PROBLEM TO WORK ON => Find the string "structure" in the listing and report every line that has it.

SUPPLIED RECORDS =>
--- Begin ---
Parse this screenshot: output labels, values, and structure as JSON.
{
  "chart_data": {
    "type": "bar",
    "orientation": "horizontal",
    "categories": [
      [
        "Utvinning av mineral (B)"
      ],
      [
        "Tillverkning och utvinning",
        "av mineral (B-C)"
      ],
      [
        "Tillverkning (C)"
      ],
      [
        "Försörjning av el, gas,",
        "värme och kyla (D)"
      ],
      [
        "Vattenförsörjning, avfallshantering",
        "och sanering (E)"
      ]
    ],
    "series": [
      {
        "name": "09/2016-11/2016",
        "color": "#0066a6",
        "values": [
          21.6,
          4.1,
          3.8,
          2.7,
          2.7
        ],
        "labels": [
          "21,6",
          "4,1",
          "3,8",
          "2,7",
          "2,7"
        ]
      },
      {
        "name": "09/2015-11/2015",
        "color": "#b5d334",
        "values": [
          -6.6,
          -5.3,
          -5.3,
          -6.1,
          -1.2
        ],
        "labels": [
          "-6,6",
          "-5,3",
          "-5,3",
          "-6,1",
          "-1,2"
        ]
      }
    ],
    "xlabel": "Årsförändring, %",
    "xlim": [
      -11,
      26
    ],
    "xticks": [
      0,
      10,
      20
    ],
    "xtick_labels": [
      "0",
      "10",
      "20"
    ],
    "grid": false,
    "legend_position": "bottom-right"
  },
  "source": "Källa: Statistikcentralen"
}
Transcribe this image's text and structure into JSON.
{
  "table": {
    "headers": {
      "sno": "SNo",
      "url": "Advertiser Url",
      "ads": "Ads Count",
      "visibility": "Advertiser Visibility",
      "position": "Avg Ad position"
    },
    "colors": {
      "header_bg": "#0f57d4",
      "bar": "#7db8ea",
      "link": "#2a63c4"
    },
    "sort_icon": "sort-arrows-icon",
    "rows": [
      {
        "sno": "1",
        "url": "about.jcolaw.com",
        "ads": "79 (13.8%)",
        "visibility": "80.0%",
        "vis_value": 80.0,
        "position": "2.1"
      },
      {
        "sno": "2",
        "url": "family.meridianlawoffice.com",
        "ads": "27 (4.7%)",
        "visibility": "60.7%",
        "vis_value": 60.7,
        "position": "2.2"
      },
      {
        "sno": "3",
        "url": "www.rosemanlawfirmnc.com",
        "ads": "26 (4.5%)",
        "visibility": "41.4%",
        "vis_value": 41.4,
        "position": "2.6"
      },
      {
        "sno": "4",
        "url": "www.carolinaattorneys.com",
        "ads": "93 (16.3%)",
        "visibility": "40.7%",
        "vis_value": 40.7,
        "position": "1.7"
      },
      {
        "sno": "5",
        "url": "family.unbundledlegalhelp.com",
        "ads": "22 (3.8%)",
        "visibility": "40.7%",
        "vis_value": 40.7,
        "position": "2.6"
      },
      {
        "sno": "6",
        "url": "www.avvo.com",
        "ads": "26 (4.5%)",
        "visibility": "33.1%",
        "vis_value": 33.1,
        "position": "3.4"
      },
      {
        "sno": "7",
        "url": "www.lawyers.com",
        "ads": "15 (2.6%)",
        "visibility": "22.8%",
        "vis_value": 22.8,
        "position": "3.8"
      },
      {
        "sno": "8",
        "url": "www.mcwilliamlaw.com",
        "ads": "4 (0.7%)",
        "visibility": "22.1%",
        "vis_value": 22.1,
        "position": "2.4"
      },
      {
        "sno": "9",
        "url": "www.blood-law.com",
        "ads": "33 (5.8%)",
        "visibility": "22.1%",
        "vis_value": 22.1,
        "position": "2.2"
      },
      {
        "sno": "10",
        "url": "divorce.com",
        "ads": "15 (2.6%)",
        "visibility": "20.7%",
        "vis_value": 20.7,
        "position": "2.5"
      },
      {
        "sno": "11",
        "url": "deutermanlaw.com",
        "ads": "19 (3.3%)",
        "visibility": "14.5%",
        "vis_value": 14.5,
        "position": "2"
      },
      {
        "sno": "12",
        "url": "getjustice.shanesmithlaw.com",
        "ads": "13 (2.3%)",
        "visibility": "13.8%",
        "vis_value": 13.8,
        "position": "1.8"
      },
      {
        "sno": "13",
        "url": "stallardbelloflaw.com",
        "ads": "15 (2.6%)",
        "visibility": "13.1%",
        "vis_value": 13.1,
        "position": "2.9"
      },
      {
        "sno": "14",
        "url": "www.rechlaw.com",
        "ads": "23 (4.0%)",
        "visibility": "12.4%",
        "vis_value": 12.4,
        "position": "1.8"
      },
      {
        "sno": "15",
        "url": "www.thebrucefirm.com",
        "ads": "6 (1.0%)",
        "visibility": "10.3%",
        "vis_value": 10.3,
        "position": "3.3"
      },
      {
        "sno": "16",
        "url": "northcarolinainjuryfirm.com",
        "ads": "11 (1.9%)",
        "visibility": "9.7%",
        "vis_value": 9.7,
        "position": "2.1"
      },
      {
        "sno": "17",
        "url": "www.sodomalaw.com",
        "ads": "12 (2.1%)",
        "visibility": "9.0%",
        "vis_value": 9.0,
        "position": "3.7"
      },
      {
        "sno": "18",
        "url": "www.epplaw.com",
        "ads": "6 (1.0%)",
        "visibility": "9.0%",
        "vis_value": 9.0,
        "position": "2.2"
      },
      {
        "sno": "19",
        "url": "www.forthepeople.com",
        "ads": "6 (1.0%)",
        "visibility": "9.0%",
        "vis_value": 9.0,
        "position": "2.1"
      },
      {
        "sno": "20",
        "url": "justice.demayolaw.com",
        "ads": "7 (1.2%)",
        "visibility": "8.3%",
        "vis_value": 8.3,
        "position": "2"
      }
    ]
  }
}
--- End ---
SOLUTION FOR THIS PROBLEM =>
Parse this screenshot: output labels, values, and structure as JSON.
Transcribe this image's text and structure into JSON.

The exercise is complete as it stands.